*Data entries:*

★ ★ ★ ★ ★ ★ ★

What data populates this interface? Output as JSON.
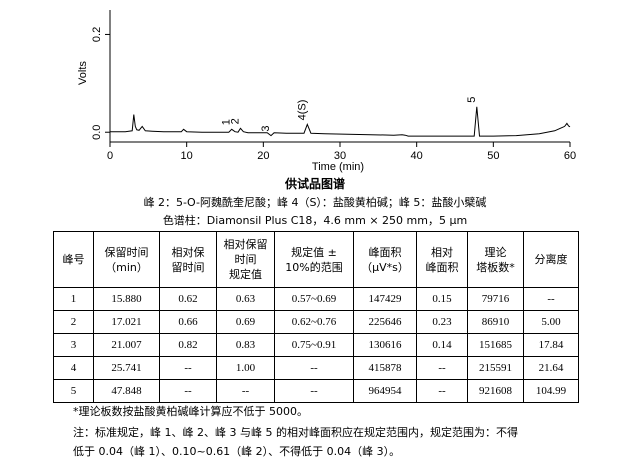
{
  "chart_data": {
    "type": "line",
    "xlabel": "Time (min)",
    "ylabel": "Volts",
    "xlim": [
      0,
      60
    ],
    "ylim": [
      -0.02,
      0.25
    ],
    "x_ticks": [
      0,
      10,
      20,
      30,
      40,
      50,
      60
    ],
    "x_tick_labels": [
      "0",
      "10",
      "20",
      "30",
      "40",
      "50",
      "60"
    ],
    "y_ticks": [
      0.0,
      0.2
    ],
    "y_tick_labels": [
      "0.0",
      "0.2"
    ],
    "grid": false,
    "series": [
      {
        "x": [
          0,
          2,
          2.9,
          3.1,
          3.3,
          3.5,
          3.8,
          4.2,
          4.6,
          5.5,
          7,
          8.5,
          9.3,
          9.6,
          10,
          12,
          14,
          15.5,
          15.88,
          16.3,
          16.7,
          17.02,
          17.4,
          18,
          20.5,
          21.0,
          21.4,
          23,
          25.3,
          25.74,
          26.2,
          28,
          31,
          34,
          37,
          38.1,
          38.5,
          38.9,
          40,
          43,
          46,
          47.5,
          47.85,
          48.2,
          50,
          53,
          56,
          58,
          59.3,
          59.6,
          59.8,
          60
        ],
        "y": [
          0.001,
          0.001,
          0.003,
          0.036,
          0.012,
          0.005,
          0.004,
          0.012,
          0.003,
          0.002,
          0.001,
          0.001,
          0.001,
          0.006,
          0.001,
          0.0,
          0.0,
          0.0,
          0.006,
          0.001,
          0.0,
          0.008,
          0.001,
          -0.001,
          -0.001,
          -0.007,
          -0.001,
          -0.002,
          -0.002,
          0.016,
          -0.002,
          -0.003,
          -0.004,
          -0.005,
          -0.006,
          -0.005,
          -0.006,
          -0.008,
          -0.008,
          -0.008,
          -0.008,
          -0.008,
          0.052,
          -0.008,
          -0.008,
          -0.007,
          -0.003,
          0.003,
          0.012,
          0.018,
          0.013,
          0.011
        ]
      }
    ],
    "annotations": [
      {
        "label": "1",
        "x": 15.88
      },
      {
        "label": "2",
        "x": 17.02
      },
      {
        "label": "3",
        "x": 21.0
      },
      {
        "label": "4(S)",
        "x": 25.74
      },
      {
        "label": "5",
        "x": 47.85
      }
    ]
  },
  "figure": {
    "title": "供试品图谱",
    "peaks_desc": "峰 2：5-O-阿魏酰奎尼酸；峰 4（S）：盐酸黄柏碱；峰 5：盐酸小檗碱",
    "column_desc": "色谱柱：Diamonsil Plus C18，4.6 mm × 250 mm，5 μm"
  },
  "table": {
    "headers": [
      "峰号",
      "保留时间\n（min）",
      "相对保\n留时间",
      "相对保留\n时间\n规定值",
      "规定值 ±\n10%的范围",
      "峰面积\n（μV*s）",
      "相对\n峰面积",
      "理论\n塔板数*",
      "分离度"
    ],
    "rows": [
      [
        "1",
        "15.880",
        "0.62",
        "0.63",
        "0.57~0.69",
        "147429",
        "0.15",
        "79716",
        "--"
      ],
      [
        "2",
        "17.021",
        "0.66",
        "0.69",
        "0.62~0.76",
        "225646",
        "0.23",
        "86910",
        "5.00"
      ],
      [
        "3",
        "21.007",
        "0.82",
        "0.83",
        "0.75~0.91",
        "130616",
        "0.14",
        "151685",
        "17.84"
      ],
      [
        "4",
        "25.741",
        "--",
        "1.00",
        "--",
        "415878",
        "--",
        "215591",
        "21.64"
      ],
      [
        "5",
        "47.848",
        "--",
        "--",
        "--",
        "964954",
        "--",
        "921608",
        "104.99"
      ]
    ]
  },
  "notes": {
    "plate_note": "*理论板数按盐酸黄柏碱峰计算应不低于 5000。",
    "rule_line1": "注：标准规定，峰 1、峰 2、峰 3 与峰 5 的相对峰面积应在规定范围内，规定范围为：不得",
    "rule_line2": "低于 0.04（峰 1）、0.10~0.61（峰 2）、不得低于 0.04（峰 3）。"
  }
}
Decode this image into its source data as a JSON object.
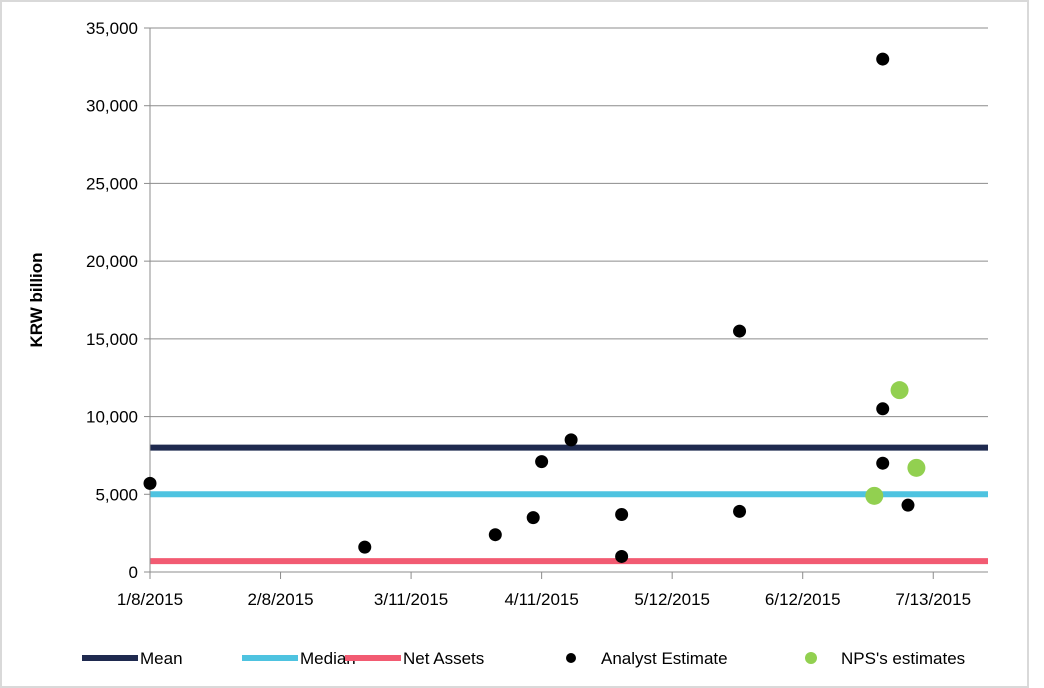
{
  "chart_data": {
    "type": "scatter",
    "title": "",
    "xlabel": "",
    "ylabel": "KRW billion",
    "x_ticks": [
      "1/8/2015",
      "2/8/2015",
      "3/11/2015",
      "4/11/2015",
      "5/12/2015",
      "6/12/2015",
      "7/13/2015"
    ],
    "xlim": [
      "2015-01-08",
      "2015-07-26"
    ],
    "ylim": [
      0,
      35000
    ],
    "y_ticks": [
      0,
      5000,
      10000,
      15000,
      20000,
      25000,
      30000,
      35000
    ],
    "y_tick_labels": [
      "0",
      "5,000",
      "10,000",
      "15,000",
      "20,000",
      "25,000",
      "30,000",
      "35,000"
    ],
    "grid": true,
    "legend_position": "bottom",
    "lines": [
      {
        "name": "Mean",
        "y": 8000,
        "color": "#1f2a4f"
      },
      {
        "name": "Median",
        "y": 5000,
        "color": "#4ec3e0"
      },
      {
        "name": "Net Assets",
        "y": 700,
        "color": "#f25b72"
      }
    ],
    "series": [
      {
        "name": "Analyst Estimate",
        "color": "#000000",
        "points": [
          {
            "x": "2015-01-08",
            "y": 5700
          },
          {
            "x": "2015-02-28",
            "y": 1600
          },
          {
            "x": "2015-03-31",
            "y": 2400
          },
          {
            "x": "2015-04-09",
            "y": 3500
          },
          {
            "x": "2015-04-11",
            "y": 7100
          },
          {
            "x": "2015-04-18",
            "y": 8500
          },
          {
            "x": "2015-04-30",
            "y": 3700
          },
          {
            "x": "2015-04-30",
            "y": 1000
          },
          {
            "x": "2015-05-28",
            "y": 15500
          },
          {
            "x": "2015-05-28",
            "y": 3900
          },
          {
            "x": "2015-07-01",
            "y": 33000
          },
          {
            "x": "2015-07-01",
            "y": 10500
          },
          {
            "x": "2015-07-01",
            "y": 7000
          },
          {
            "x": "2015-07-07",
            "y": 4300
          }
        ]
      },
      {
        "name": "NPS's estimates",
        "color": "#92d050",
        "points": [
          {
            "x": "2015-06-29",
            "y": 4900
          },
          {
            "x": "2015-07-05",
            "y": 11700
          },
          {
            "x": "2015-07-09",
            "y": 6700
          }
        ]
      }
    ],
    "legend": [
      {
        "label": "Mean",
        "kind": "line",
        "color": "#1f2a4f"
      },
      {
        "label": "Median",
        "kind": "line",
        "color": "#4ec3e0"
      },
      {
        "label": "Net Assets",
        "kind": "line",
        "color": "#f25b72"
      },
      {
        "label": "Analyst Estimate",
        "kind": "dot",
        "color": "#000000"
      },
      {
        "label": "NPS's estimates",
        "kind": "dot",
        "color": "#92d050"
      }
    ]
  }
}
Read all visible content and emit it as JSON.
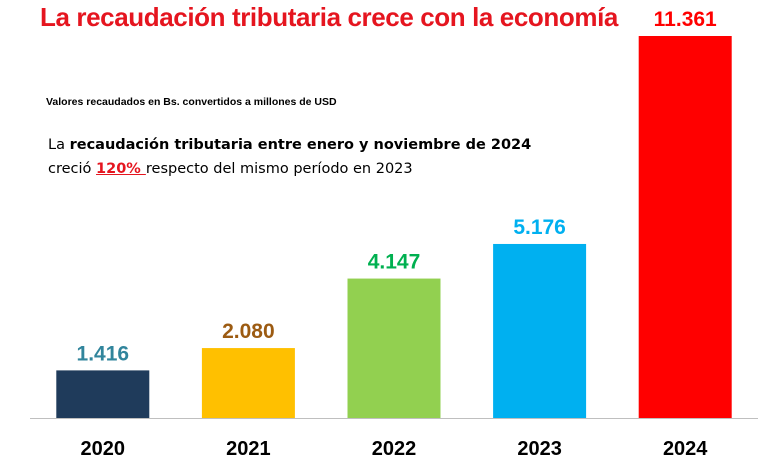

★ ★ ★ ★ ★ ★ ★

*Written exercise:* The entries above are to be returned exactly, without their pictures.

*Solved exercise:*
What data populates this interface? Output as JSON.
{
  "chart_data": {
    "type": "line",
    "xlabel": "Time (min)",
    "ylabel": "Volts",
    "xlim": [
      0,
      60
    ],
    "ylim": [
      -0.02,
      0.25
    ],
    "x_ticks": [
      0,
      10,
      20,
      30,
      40,
      50,
      60
    ],
    "x_tick_labels": [
      "0",
      "10",
      "20",
      "30",
      "40",
      "50",
      "60"
    ],
    "y_ticks": [
      0.0,
      0.2
    ],
    "y_tick_labels": [
      "0.0",
      "0.2"
    ],
    "grid": false,
    "series": [
      {
        "x": [
          0,
          2,
          2.9,
          3.1,
          3.3,
          3.5,
          3.8,
          4.2,
          4.6,
          5.5,
          7,
          8.5,
          9.3,
          9.6,
          10,
          12,
          14,
          15.5,
          15.88,
          16.3,
          16.7,
          17.02,
          17.4,
          18,
          20.5,
          21.0,
          21.4,
          23,
          25.3,
          25.74,
          26.2,
          28,
          31,
          34,
          37,
          38.1,
          38.5,
          38.9,
          40,
          43,
          46,
          47.5,
          47.85,
          48.2,
          50,
          53,
          56,
          58,
          59.3,
          59.6,
          59.8,
          60
        ],
        "y": [
          0.001,
          0.001,
          0.003,
          0.036,
          0.012,
          0.005,
          0.004,
          0.012,
          0.003,
          0.002,
          0.001,
          0.001,
          0.001,
          0.006,
          0.001,
          0.0,
          0.0,
          0.0,
          0.006,
          0.001,
          0.0,
          0.008,
          0.001,
          -0.001,
          -0.001,
          -0.007,
          -0.001,
          -0.002,
          -0.002,
          0.016,
          -0.002,
          -0.003,
          -0.004,
          -0.005,
          -0.006,
          -0.005,
          -0.006,
          -0.008,
          -0.008,
          -0.008,
          -0.008,
          -0.008,
          0.052,
          -0.008,
          -0.008,
          -0.007,
          -0.003,
          0.003,
          0.012,
          0.018,
          0.013,
          0.011
        ]
      }
    ],
    "annotations": [
      {
        "label": "1",
        "x": 15.88
      },
      {
        "label": "2",
        "x": 17.02
      },
      {
        "label": "3",
        "x": 21.0
      },
      {
        "label": "4(S)",
        "x": 25.74
      },
      {
        "label": "5",
        "x": 47.85
      }
    ]
  },
  "figure": {
    "title": "供试品图谱",
    "peaks_desc": "峰 2：5-O-阿魏酰奎尼酸；峰 4（S）：盐酸黄柏碱；峰 5：盐酸小檗碱",
    "column_desc": "色谱柱：Diamonsil Plus C18，4.6 mm × 250 mm，5 μm"
  },
  "table": {
    "headers": [
      "峰号",
      "保留时间\n（min）",
      "相对保\n留时间",
      "相对保留\n时间\n规定值",
      "规定值 ±\n10%的范围",
      "峰面积\n（μV*s）",
      "相对\n峰面积",
      "理论\n塔板数*",
      "分离度"
    ],
    "rows": [
      [
        "1",
        "15.880",
        "0.62",
        "0.63",
        "0.57~0.69",
        "147429",
        "0.15",
        "79716",
        "--"
      ],
      [
        "2",
        "17.021",
        "0.66",
        "0.69",
        "0.62~0.76",
        "225646",
        "0.23",
        "86910",
        "5.00"
      ],
      [
        "3",
        "21.007",
        "0.82",
        "0.83",
        "0.75~0.91",
        "130616",
        "0.14",
        "151685",
        "17.84"
      ],
      [
        "4",
        "25.741",
        "--",
        "1.00",
        "--",
        "415878",
        "--",
        "215591",
        "21.64"
      ],
      [
        "5",
        "47.848",
        "--",
        "--",
        "--",
        "964954",
        "--",
        "921608",
        "104.99"
      ]
    ]
  },
  "notes": {
    "plate_note": "*理论板数按盐酸黄柏碱峰计算应不低于 5000。",
    "rule_line1": "注：标准规定，峰 1、峰 2、峰 3 与峰 5 的相对峰面积应在规定范围内，规定范围为：不得",
    "rule_line2": "低于 0.04（峰 1）、0.10~0.61（峰 2）、不得低于 0.04（峰 3）。"
  }
}
Decode this image into its source data as a JSON object.
{
  "chart_data": {
    "type": "scatter",
    "title": "",
    "xlabel": "",
    "ylabel": "KRW billion",
    "x_ticks": [
      "1/8/2015",
      "2/8/2015",
      "3/11/2015",
      "4/11/2015",
      "5/12/2015",
      "6/12/2015",
      "7/13/2015"
    ],
    "xlim": [
      "2015-01-08",
      "2015-07-26"
    ],
    "ylim": [
      0,
      35000
    ],
    "y_ticks": [
      0,
      5000,
      10000,
      15000,
      20000,
      25000,
      30000,
      35000
    ],
    "y_tick_labels": [
      "0",
      "5,000",
      "10,000",
      "15,000",
      "20,000",
      "25,000",
      "30,000",
      "35,000"
    ],
    "grid": true,
    "legend_position": "bottom",
    "lines": [
      {
        "name": "Mean",
        "y": 8000,
        "color": "#1f2a4f"
      },
      {
        "name": "Median",
        "y": 5000,
        "color": "#4ec3e0"
      },
      {
        "name": "Net Assets",
        "y": 700,
        "color": "#f25b72"
      }
    ],
    "series": [
      {
        "name": "Analyst Estimate",
        "color": "#000000",
        "points": [
          {
            "x": "2015-01-08",
            "y": 5700
          },
          {
            "x": "2015-02-28",
            "y": 1600
          },
          {
            "x": "2015-03-31",
            "y": 2400
          },
          {
            "x": "2015-04-09",
            "y": 3500
          },
          {
            "x": "2015-04-11",
            "y": 7100
          },
          {
            "x": "2015-04-18",
            "y": 8500
          },
          {
            "x": "2015-04-30",
            "y": 3700
          },
          {
            "x": "2015-04-30",
            "y": 1000
          },
          {
            "x": "2015-05-28",
            "y": 15500
          },
          {
            "x": "2015-05-28",
            "y": 3900
          },
          {
            "x": "2015-07-01",
            "y": 33000
          },
          {
            "x": "2015-07-01",
            "y": 10500
          },
          {
            "x": "2015-07-01",
            "y": 7000
          },
          {
            "x": "2015-07-07",
            "y": 4300
          }
        ]
      },
      {
        "name": "NPS's estimates",
        "color": "#92d050",
        "points": [
          {
            "x": "2015-06-29",
            "y": 4900
          },
          {
            "x": "2015-07-05",
            "y": 11700
          },
          {
            "x": "2015-07-09",
            "y": 6700
          }
        ]
      }
    ],
    "legend": [
      {
        "label": "Mean",
        "kind": "line",
        "color": "#1f2a4f"
      },
      {
        "label": "Median",
        "kind": "line",
        "color": "#4ec3e0"
      },
      {
        "label": "Net Assets",
        "kind": "line",
        "color": "#f25b72"
      },
      {
        "label": "Analyst Estimate",
        "kind": "dot",
        "color": "#000000"
      },
      {
        "label": "NPS's estimates",
        "kind": "dot",
        "color": "#92d050"
      }
    ]
  }
}
Read all visible content and emit it as JSON.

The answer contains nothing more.